[Records from a data source]

※

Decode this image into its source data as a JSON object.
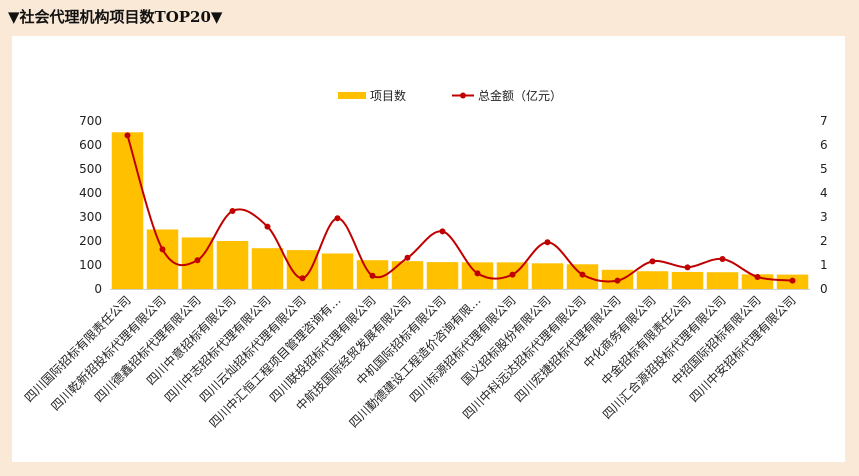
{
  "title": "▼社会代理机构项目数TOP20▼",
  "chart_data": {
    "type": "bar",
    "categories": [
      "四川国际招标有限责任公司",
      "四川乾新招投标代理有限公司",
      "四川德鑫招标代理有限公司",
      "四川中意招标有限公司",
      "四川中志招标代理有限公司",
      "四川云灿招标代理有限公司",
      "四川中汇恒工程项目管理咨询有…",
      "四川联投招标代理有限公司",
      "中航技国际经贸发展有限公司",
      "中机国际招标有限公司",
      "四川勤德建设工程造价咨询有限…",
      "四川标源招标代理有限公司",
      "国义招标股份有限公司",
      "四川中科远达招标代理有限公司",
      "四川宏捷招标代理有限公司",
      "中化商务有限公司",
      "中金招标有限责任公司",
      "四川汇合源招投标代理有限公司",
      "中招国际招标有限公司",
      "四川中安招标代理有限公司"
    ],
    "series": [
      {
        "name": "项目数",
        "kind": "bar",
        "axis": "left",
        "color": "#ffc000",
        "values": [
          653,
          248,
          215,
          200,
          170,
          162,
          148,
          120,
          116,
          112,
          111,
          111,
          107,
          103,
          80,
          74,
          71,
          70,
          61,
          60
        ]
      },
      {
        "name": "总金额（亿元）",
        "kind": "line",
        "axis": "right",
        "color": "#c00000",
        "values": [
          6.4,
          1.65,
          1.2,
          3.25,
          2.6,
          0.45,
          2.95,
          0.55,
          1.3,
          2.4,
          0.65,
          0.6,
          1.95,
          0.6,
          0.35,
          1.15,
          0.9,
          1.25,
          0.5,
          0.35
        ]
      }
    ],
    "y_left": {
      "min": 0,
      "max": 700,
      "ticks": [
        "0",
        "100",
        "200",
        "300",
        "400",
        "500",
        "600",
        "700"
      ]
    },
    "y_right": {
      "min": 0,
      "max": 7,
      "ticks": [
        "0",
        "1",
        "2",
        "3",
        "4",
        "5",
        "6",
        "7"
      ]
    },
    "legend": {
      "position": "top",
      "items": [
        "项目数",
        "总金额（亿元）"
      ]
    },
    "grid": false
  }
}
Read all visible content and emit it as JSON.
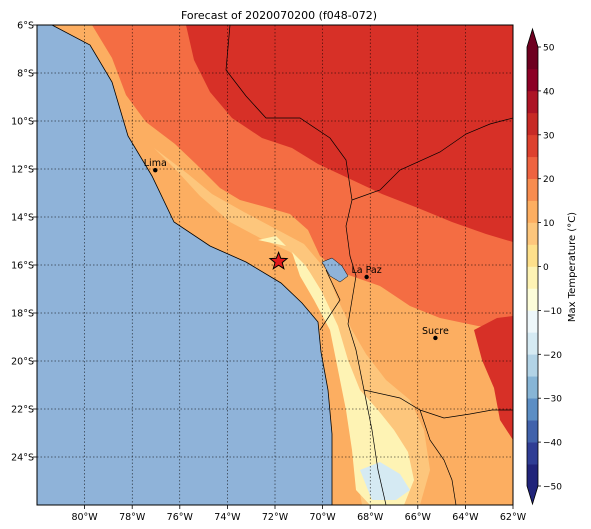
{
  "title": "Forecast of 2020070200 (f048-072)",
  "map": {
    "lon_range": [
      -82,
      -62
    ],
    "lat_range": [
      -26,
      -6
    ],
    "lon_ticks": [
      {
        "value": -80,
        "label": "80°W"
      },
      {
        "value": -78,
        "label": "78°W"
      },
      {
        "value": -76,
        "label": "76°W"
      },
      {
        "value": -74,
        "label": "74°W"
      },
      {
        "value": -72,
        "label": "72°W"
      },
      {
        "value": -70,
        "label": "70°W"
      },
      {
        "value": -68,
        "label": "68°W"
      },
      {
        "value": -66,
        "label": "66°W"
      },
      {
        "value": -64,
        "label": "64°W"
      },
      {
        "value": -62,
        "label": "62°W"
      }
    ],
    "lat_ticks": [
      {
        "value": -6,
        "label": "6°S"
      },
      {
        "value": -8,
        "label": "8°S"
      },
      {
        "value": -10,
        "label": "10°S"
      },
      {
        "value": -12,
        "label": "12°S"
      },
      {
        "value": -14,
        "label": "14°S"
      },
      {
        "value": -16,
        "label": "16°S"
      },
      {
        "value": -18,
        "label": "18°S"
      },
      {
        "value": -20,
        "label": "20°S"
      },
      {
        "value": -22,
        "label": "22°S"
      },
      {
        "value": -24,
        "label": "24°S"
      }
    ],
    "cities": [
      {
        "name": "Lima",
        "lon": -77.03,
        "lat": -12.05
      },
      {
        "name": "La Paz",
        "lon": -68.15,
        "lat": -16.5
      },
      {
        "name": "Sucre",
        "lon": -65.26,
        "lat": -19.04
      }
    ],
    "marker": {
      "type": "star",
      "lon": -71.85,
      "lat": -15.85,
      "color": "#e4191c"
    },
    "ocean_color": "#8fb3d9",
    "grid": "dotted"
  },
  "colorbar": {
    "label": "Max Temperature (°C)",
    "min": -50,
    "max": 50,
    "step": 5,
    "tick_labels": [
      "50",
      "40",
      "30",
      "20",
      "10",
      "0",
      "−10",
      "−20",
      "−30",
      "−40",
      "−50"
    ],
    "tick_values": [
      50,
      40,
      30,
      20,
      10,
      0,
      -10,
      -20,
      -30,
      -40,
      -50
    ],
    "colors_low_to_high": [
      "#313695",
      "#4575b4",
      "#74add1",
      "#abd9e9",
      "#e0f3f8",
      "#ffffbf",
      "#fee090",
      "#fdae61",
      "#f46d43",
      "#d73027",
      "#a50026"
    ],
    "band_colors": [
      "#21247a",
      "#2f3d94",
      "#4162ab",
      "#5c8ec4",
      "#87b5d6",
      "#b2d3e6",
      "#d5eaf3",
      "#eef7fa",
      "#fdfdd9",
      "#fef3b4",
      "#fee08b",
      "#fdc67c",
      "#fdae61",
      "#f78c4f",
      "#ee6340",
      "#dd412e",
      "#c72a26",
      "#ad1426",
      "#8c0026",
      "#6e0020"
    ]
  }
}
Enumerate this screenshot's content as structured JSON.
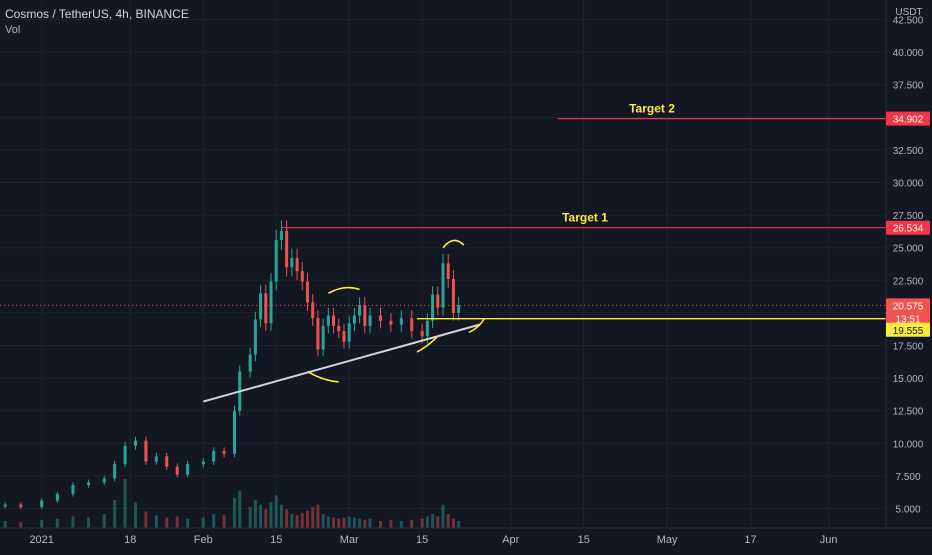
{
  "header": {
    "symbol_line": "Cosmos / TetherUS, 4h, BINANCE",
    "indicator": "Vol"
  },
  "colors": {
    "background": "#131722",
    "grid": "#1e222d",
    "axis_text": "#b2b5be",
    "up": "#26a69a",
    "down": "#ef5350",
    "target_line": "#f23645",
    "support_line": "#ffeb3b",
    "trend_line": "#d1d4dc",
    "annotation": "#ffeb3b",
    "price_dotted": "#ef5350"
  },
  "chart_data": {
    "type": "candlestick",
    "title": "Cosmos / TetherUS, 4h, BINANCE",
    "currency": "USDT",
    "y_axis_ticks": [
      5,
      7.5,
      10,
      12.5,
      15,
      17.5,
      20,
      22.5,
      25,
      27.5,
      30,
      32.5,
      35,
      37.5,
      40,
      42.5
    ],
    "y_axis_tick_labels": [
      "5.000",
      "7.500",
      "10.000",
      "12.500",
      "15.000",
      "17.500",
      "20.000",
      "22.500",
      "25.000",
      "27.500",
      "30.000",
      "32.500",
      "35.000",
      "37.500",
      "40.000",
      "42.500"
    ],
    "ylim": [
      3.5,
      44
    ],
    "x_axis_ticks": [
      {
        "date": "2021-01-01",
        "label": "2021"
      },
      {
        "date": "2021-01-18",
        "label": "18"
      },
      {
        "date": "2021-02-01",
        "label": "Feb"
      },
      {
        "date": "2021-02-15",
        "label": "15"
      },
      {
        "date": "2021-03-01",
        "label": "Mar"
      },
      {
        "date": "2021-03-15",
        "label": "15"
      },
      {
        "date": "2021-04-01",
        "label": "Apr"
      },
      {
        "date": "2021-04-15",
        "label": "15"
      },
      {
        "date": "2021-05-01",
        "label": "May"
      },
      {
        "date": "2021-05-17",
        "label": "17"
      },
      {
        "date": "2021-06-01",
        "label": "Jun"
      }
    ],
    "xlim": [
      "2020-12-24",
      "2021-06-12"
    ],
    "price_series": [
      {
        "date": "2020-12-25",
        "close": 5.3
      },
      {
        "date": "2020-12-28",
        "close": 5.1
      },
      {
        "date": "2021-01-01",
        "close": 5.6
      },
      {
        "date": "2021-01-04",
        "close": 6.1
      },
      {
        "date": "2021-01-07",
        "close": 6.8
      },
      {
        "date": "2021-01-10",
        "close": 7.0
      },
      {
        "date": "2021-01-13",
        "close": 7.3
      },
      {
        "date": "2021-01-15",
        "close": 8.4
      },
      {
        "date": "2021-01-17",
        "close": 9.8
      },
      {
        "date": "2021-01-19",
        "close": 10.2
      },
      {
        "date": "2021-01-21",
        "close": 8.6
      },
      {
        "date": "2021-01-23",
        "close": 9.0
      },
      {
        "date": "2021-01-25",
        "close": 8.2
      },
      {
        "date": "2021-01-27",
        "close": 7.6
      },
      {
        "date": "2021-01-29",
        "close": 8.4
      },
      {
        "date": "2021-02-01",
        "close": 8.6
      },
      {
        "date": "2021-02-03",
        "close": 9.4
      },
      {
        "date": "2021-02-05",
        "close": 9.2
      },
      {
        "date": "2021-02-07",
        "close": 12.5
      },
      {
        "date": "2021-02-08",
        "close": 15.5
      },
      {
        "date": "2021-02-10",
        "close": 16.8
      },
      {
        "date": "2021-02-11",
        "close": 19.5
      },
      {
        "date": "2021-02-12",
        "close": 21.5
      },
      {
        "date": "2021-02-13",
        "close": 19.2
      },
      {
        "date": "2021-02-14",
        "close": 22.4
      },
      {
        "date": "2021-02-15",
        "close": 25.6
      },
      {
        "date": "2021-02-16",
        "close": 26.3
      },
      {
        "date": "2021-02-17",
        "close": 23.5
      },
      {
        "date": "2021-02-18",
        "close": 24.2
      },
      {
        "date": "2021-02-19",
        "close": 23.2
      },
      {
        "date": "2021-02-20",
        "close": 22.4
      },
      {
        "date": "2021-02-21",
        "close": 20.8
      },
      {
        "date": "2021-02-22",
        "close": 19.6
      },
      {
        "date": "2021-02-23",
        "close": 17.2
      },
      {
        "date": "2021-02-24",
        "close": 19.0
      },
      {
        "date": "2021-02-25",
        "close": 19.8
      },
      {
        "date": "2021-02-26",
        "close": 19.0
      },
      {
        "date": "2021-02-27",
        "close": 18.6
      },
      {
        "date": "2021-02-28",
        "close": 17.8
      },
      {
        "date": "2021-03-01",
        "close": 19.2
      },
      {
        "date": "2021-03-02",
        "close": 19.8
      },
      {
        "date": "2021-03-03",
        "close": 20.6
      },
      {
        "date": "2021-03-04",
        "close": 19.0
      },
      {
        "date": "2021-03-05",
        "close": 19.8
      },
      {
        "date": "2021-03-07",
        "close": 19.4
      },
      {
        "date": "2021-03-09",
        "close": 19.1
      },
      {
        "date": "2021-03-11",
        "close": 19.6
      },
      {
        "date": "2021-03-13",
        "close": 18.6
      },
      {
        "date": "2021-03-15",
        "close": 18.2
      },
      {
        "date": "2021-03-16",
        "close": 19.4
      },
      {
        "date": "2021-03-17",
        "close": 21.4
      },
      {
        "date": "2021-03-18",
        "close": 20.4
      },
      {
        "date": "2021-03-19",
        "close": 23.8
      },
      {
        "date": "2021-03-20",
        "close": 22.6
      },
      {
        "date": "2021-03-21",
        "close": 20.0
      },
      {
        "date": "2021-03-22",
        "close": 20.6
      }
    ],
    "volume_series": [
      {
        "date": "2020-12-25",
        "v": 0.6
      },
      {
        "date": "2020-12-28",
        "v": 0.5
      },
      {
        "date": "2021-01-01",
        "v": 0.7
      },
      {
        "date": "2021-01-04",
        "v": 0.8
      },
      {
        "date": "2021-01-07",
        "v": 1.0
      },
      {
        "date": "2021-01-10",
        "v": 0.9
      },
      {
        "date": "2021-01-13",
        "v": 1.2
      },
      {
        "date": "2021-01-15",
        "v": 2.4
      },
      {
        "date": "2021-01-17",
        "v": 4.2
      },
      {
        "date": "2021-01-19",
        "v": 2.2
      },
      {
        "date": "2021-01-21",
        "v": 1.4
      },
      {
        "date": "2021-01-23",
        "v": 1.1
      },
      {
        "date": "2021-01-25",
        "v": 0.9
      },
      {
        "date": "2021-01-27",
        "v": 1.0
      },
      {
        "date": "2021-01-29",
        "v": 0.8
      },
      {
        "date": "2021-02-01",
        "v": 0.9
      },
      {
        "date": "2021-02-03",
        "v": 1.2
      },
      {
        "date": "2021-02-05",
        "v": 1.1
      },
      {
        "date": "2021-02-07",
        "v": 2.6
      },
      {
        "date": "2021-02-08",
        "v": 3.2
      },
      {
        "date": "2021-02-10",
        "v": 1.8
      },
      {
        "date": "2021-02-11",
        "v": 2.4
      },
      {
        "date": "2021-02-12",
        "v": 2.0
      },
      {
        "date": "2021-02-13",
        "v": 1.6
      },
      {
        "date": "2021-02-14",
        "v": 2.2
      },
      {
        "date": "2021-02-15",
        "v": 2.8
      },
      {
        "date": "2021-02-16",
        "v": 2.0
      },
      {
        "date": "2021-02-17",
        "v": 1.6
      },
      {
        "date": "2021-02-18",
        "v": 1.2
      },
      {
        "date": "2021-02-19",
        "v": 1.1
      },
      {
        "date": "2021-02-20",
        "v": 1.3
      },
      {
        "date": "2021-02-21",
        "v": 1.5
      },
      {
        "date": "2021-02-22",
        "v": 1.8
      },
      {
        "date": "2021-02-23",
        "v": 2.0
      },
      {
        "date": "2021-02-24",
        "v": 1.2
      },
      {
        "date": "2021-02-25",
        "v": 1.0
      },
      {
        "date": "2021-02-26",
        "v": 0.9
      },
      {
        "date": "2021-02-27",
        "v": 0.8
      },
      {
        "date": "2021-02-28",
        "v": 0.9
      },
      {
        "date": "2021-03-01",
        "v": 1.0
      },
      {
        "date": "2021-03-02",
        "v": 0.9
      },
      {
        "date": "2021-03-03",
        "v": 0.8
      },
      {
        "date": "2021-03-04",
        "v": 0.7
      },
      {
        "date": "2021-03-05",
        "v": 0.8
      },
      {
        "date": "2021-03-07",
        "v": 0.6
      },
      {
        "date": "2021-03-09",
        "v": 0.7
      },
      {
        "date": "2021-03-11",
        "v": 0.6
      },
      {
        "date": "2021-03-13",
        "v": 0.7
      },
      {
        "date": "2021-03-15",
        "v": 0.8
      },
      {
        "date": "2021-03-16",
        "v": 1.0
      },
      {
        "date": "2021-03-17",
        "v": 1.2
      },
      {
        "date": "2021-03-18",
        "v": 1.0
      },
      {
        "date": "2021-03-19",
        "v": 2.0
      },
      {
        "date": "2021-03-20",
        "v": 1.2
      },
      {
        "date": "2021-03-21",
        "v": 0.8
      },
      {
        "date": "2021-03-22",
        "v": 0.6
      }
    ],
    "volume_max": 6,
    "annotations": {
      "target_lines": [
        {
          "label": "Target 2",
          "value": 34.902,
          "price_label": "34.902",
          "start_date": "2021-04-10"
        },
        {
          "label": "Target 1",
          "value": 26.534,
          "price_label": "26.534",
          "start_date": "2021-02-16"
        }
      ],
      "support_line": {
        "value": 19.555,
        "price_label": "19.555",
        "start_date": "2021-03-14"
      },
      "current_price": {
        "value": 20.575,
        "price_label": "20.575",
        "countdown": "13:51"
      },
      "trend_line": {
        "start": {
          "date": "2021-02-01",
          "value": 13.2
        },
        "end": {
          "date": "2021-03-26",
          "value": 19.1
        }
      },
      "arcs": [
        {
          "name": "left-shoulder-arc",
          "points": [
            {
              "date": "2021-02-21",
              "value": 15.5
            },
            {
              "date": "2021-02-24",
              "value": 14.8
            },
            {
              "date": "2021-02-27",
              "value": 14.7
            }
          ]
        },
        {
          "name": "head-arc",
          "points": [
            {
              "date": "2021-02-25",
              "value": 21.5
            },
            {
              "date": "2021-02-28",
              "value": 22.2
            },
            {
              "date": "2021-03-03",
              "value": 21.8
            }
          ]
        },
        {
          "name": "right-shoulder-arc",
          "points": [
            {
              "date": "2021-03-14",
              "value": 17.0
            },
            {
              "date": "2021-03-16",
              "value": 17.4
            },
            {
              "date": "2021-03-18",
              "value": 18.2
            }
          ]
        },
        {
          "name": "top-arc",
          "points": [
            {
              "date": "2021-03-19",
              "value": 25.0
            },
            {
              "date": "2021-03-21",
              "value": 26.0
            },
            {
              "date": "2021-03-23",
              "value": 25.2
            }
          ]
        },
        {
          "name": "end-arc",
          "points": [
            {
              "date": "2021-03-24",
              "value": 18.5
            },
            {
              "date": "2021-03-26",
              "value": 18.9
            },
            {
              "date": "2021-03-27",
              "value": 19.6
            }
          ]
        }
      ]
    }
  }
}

※

Find the lines above that contain the word "this" and collect them.

Decode this image into its source data as a JSON object.
Enumerate this screenshot's content as structured JSON.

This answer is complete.